»»

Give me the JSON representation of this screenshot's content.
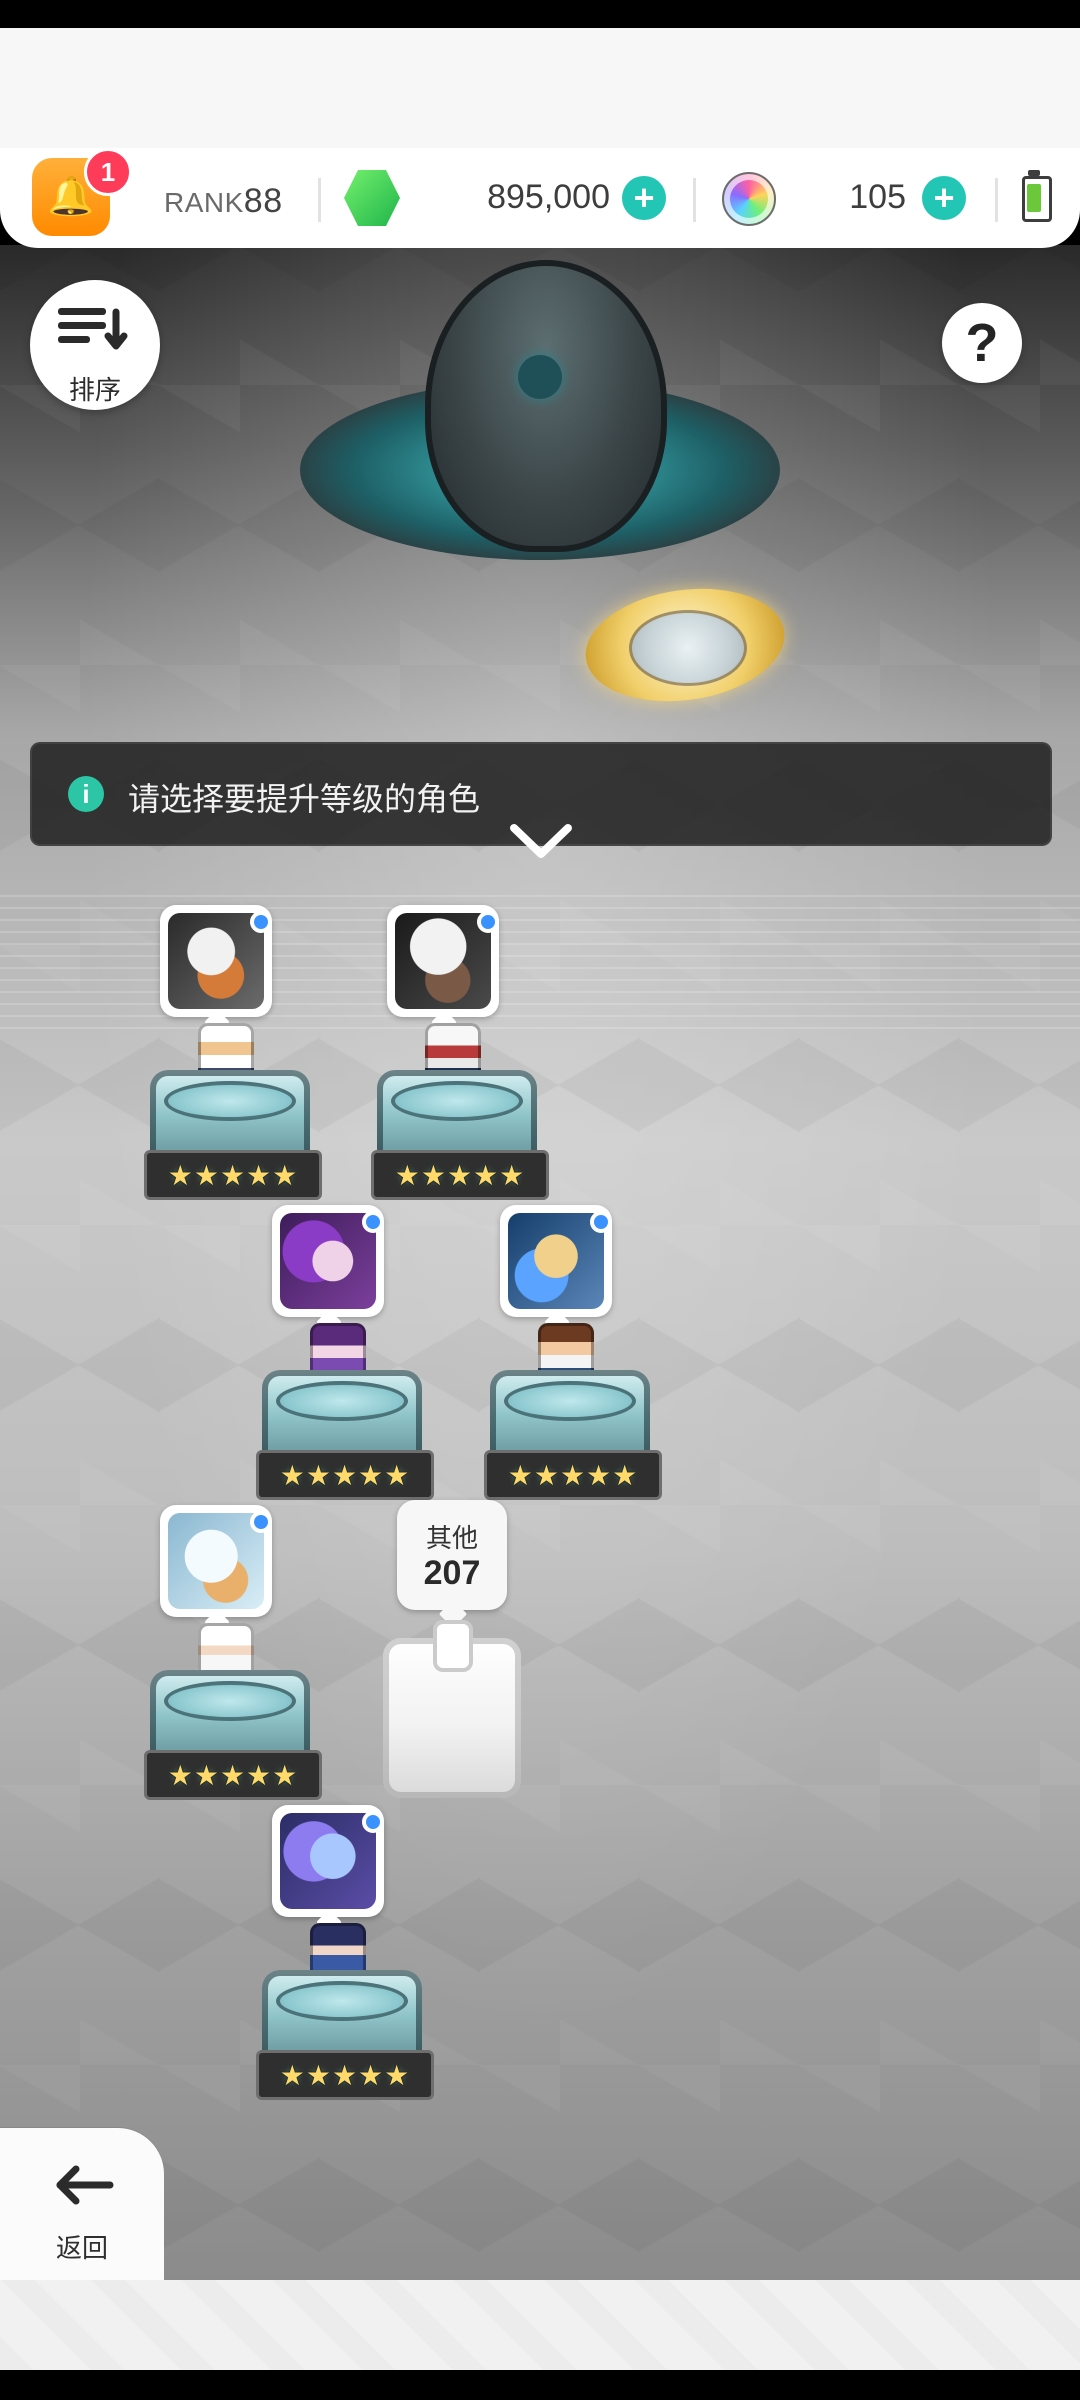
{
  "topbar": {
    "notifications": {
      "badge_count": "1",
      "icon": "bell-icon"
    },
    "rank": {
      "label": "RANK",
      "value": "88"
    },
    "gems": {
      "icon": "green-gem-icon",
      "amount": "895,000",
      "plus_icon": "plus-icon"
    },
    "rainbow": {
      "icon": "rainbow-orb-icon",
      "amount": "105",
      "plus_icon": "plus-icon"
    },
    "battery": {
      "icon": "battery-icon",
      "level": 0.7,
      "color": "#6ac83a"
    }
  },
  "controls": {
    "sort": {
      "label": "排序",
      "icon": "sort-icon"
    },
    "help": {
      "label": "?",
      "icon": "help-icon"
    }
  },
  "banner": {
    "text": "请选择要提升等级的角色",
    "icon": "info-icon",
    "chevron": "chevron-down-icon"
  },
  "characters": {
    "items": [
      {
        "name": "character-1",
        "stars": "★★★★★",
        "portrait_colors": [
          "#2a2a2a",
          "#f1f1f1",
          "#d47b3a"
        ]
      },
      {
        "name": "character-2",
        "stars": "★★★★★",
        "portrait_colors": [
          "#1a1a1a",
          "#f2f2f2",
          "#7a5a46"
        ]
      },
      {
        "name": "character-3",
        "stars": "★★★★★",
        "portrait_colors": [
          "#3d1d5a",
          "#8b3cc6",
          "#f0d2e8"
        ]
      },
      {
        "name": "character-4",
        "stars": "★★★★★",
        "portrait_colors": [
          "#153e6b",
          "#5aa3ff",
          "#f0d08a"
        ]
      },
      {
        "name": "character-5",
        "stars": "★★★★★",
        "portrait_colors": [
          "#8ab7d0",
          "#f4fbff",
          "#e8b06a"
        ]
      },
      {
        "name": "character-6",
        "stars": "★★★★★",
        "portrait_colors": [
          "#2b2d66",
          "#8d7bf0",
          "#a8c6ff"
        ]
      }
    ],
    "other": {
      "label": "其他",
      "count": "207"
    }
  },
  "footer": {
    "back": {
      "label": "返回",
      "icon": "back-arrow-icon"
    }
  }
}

««

Retype each record exactly as it stands, but do not include the pictures.

Give me the JSON representation of this screenshot's content.
{
  "topbar": {
    "notifications": {
      "badge_count": "1",
      "icon": "bell-icon"
    },
    "rank": {
      "label": "RANK",
      "value": "88"
    },
    "gems": {
      "icon": "green-gem-icon",
      "amount": "895,000",
      "plus_icon": "plus-icon"
    },
    "rainbow": {
      "icon": "rainbow-orb-icon",
      "amount": "105",
      "plus_icon": "plus-icon"
    },
    "battery": {
      "icon": "battery-icon",
      "level": 0.7,
      "color": "#6ac83a"
    }
  },
  "controls": {
    "sort": {
      "label": "排序",
      "icon": "sort-icon"
    },
    "help": {
      "label": "?",
      "icon": "help-icon"
    }
  },
  "banner": {
    "text": "请选择要提升等级的角色",
    "icon": "info-icon",
    "chevron": "chevron-down-icon"
  },
  "characters": {
    "items": [
      {
        "name": "character-1",
        "stars": "★★★★★",
        "portrait_colors": [
          "#2a2a2a",
          "#f1f1f1",
          "#d47b3a"
        ]
      },
      {
        "name": "character-2",
        "stars": "★★★★★",
        "portrait_colors": [
          "#1a1a1a",
          "#f2f2f2",
          "#7a5a46"
        ]
      },
      {
        "name": "character-3",
        "stars": "★★★★★",
        "portrait_colors": [
          "#3d1d5a",
          "#8b3cc6",
          "#f0d2e8"
        ]
      },
      {
        "name": "character-4",
        "stars": "★★★★★",
        "portrait_colors": [
          "#153e6b",
          "#5aa3ff",
          "#f0d08a"
        ]
      },
      {
        "name": "character-5",
        "stars": "★★★★★",
        "portrait_colors": [
          "#8ab7d0",
          "#f4fbff",
          "#e8b06a"
        ]
      },
      {
        "name": "character-6",
        "stars": "★★★★★",
        "portrait_colors": [
          "#2b2d66",
          "#8d7bf0",
          "#a8c6ff"
        ]
      }
    ],
    "other": {
      "label": "其他",
      "count": "207"
    }
  },
  "footer": {
    "back": {
      "label": "返回",
      "icon": "back-arrow-icon"
    }
  }
}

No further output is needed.